:: DATA FOR THIS TASK ::

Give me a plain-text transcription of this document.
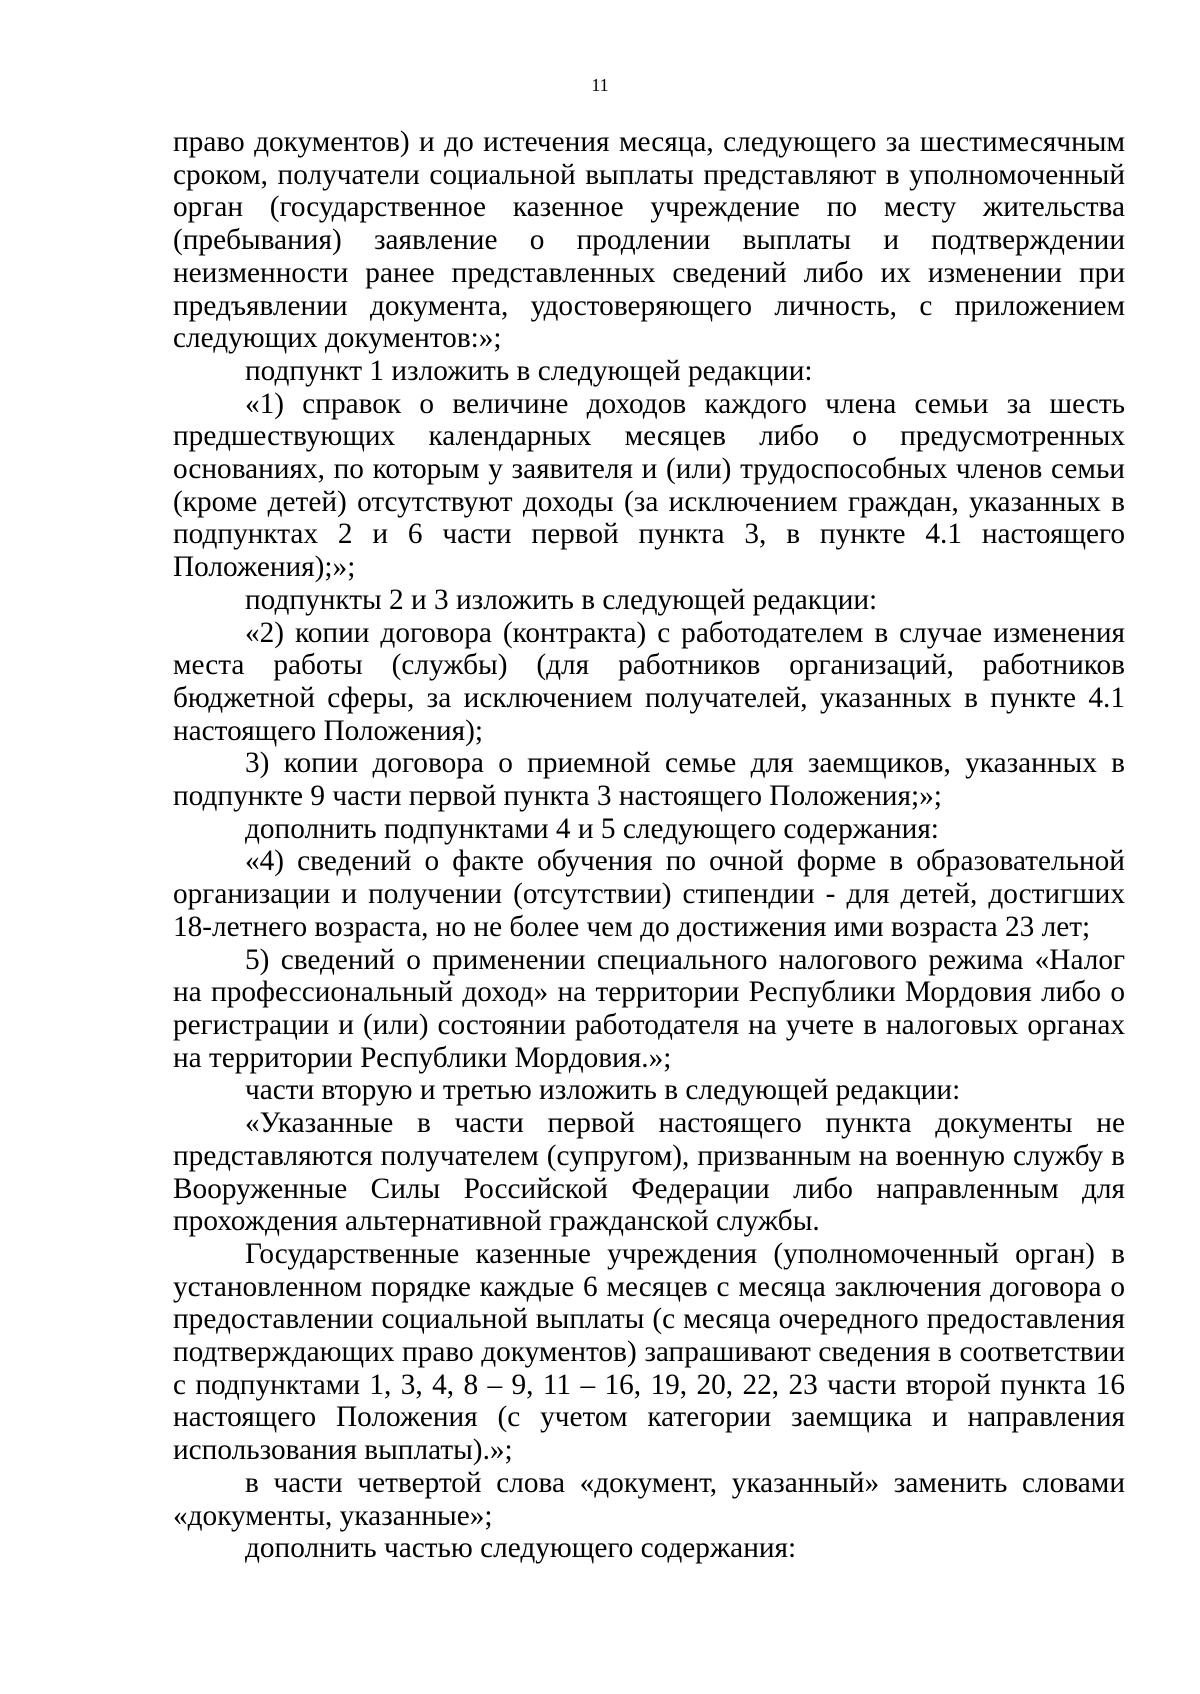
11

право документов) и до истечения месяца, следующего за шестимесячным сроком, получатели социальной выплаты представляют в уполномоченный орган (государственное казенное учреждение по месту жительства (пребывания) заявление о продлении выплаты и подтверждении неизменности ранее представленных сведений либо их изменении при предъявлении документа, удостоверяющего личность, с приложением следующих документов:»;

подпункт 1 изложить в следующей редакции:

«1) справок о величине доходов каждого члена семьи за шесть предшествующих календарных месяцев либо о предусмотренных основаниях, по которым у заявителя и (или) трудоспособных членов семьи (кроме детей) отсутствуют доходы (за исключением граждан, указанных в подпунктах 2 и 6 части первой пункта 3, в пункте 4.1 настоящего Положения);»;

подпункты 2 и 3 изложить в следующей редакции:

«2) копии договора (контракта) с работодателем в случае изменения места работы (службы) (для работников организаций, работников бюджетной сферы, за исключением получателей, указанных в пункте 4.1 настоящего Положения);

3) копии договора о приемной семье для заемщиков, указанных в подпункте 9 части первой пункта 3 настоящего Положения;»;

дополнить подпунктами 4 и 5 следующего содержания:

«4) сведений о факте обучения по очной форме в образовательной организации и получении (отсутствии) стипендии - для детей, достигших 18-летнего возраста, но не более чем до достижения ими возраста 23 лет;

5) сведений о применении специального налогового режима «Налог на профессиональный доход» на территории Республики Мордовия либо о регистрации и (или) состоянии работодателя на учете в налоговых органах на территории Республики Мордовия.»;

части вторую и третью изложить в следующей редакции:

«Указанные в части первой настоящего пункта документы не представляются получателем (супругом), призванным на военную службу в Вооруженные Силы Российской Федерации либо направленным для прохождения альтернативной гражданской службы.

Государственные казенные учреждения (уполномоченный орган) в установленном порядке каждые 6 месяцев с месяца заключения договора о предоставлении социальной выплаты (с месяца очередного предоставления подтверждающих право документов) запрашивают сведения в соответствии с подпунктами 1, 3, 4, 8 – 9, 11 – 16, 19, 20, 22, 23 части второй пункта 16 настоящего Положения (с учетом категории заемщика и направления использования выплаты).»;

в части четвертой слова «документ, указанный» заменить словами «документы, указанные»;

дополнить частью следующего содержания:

:::

■ WRITTEN TASK ■
Set out every line from the material that contains the string "указанных".

■ SOLUTION TO THE EXERCISE ■
«1) справок о величине доходов каждого члена семьи за шесть предшествующих календарных месяцев либо о предусмотренных основаниях, по которым у заявителя и (или) трудоспособных членов семьи (кроме детей) отсутствуют доходы (за исключением граждан, указанных в подпунктах 2 и 6 части первой пункта 3, в пункте 4.1 настоящего Положения);»;
«2) копии договора (контракта) с работодателем в случае изменения места работы (службы) (для работников организаций, работников бюджетной сферы, за исключением получателей, указанных в пункте 4.1 настоящего Положения);
3) копии договора о приемной семье для заемщиков, указанных в подпункте 9 части первой пункта 3 настоящего Положения;»;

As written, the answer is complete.